• Problem to solve:
In the material below, list every line carrying the string "をブロックします".

Stored data entries:
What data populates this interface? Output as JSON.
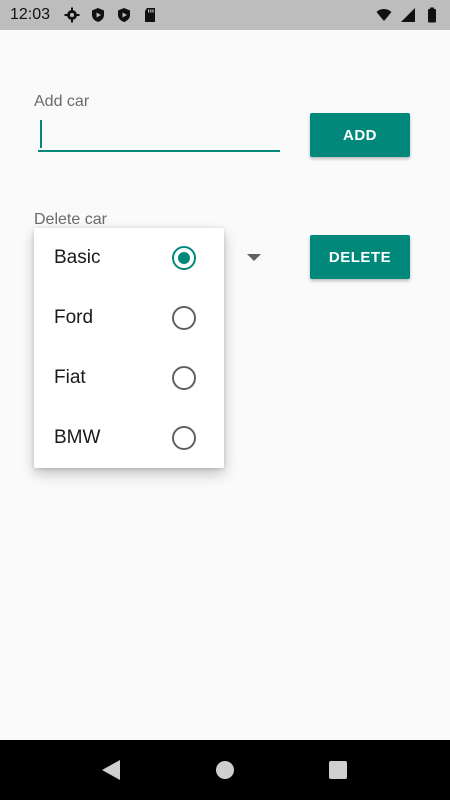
{
  "status_bar": {
    "time": "12:03",
    "left_icons": [
      "gear-icon",
      "play-shield-icon",
      "play-shield-icon",
      "sd-card-icon"
    ],
    "right_icons": [
      "wifi-icon",
      "signal-icon",
      "battery-icon"
    ]
  },
  "add_section": {
    "label": "Add car",
    "input_value": "",
    "button_label": "ADD"
  },
  "delete_section": {
    "label": "Delete car",
    "button_label": "DELETE",
    "dropdown_options": [
      {
        "label": "Basic",
        "selected": true
      },
      {
        "label": "Ford",
        "selected": false
      },
      {
        "label": "Fiat",
        "selected": false
      },
      {
        "label": "BMW",
        "selected": false
      }
    ]
  },
  "nav_bar": {
    "buttons": [
      "back-icon",
      "home-icon",
      "recents-icon"
    ]
  },
  "colors": {
    "accent": "#00897b",
    "status_bar": "#bdbdbd",
    "background": "#fafafa"
  }
}
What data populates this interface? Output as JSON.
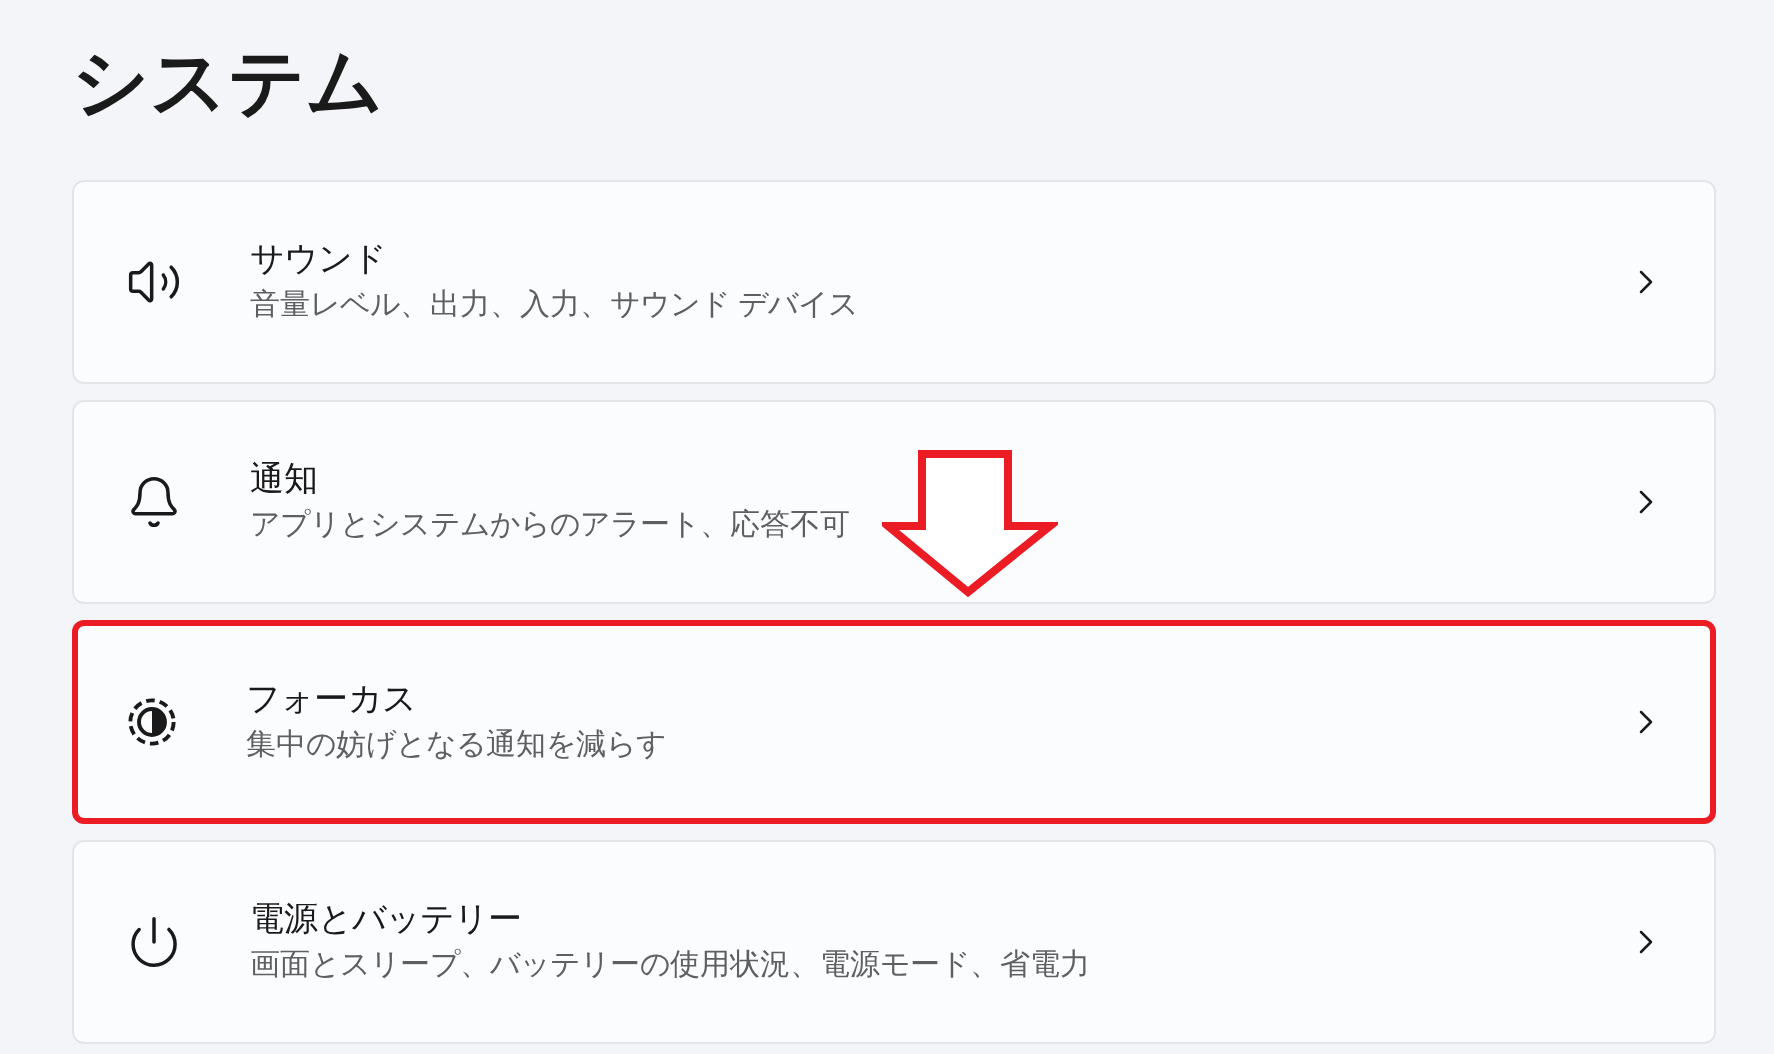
{
  "page_title": "システム",
  "items": [
    {
      "kind": "sound",
      "title": "サウンド",
      "description": "音量レベル、出力、入力、サウンド デバイス",
      "highlighted": false,
      "arrow_above": false
    },
    {
      "kind": "notifications",
      "title": "通知",
      "description": "アプリとシステムからのアラート、応答不可",
      "highlighted": false,
      "arrow_above": true
    },
    {
      "kind": "focus",
      "title": "フォーカス",
      "description": "集中の妨げとなる通知を減らす",
      "highlighted": true,
      "arrow_above": false
    },
    {
      "kind": "power",
      "title": "電源とバッテリー",
      "description": "画面とスリープ、バッテリーの使用状況、電源モード、省電力",
      "highlighted": false,
      "arrow_above": false
    }
  ]
}
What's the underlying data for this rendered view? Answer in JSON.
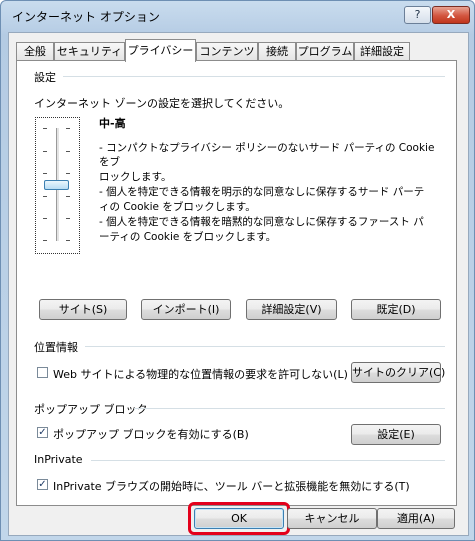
{
  "window": {
    "title": "インターネット オプション",
    "help_label": "?",
    "close_label": "X"
  },
  "tabs": [
    {
      "label": "全般"
    },
    {
      "label": "セキュリティ"
    },
    {
      "label": "プライバシー",
      "active": true
    },
    {
      "label": "コンテンツ"
    },
    {
      "label": "接続"
    },
    {
      "label": "プログラム"
    },
    {
      "label": "詳細設定"
    }
  ],
  "settings": {
    "group_label": "設定",
    "instruction": "インターネット ゾーンの設定を選択してください。",
    "slider_level_fraction": 0.5,
    "level_title": "中-高",
    "descriptions": [
      "- コンパクトなプライバシー ポリシーのないサード パーティの Cookie をブ",
      "ロックします。",
      "- 個人を特定できる情報を明示的な同意なしに保存するサード パーテ",
      "ィの Cookie をブロックします。",
      "- 個人を特定できる情報を暗黙的な同意なしに保存するファースト パ",
      "ーティの Cookie をブロックします。"
    ],
    "buttons": {
      "sites": "サイト(S)",
      "import": "インポート(I)",
      "advanced": "詳細設定(V)",
      "default": "既定(D)"
    }
  },
  "location": {
    "group_label": "位置情報",
    "checkbox_label": "Web サイトによる物理的な位置情報の要求を許可しない(L)",
    "checked": false,
    "clear_sites_button": "サイトのクリア(C)"
  },
  "popup": {
    "group_label": "ポップアップ ブロック",
    "checkbox_label": "ポップアップ ブロックを有効にする(B)",
    "checked": true,
    "settings_button": "設定(E)"
  },
  "inprivate": {
    "group_label": "InPrivate",
    "checkbox_label": "InPrivate ブラウズの開始時に、ツール バーと拡張機能を無効にする(T)",
    "checked": true
  },
  "footer": {
    "ok": "OK",
    "cancel": "キャンセル",
    "apply": "適用(A)"
  },
  "colors": {
    "highlight": "#e3001b"
  }
}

• Exercise result:
      "ィの Cookie をブロックします。",
      "ーティの Cookie をブロックします。"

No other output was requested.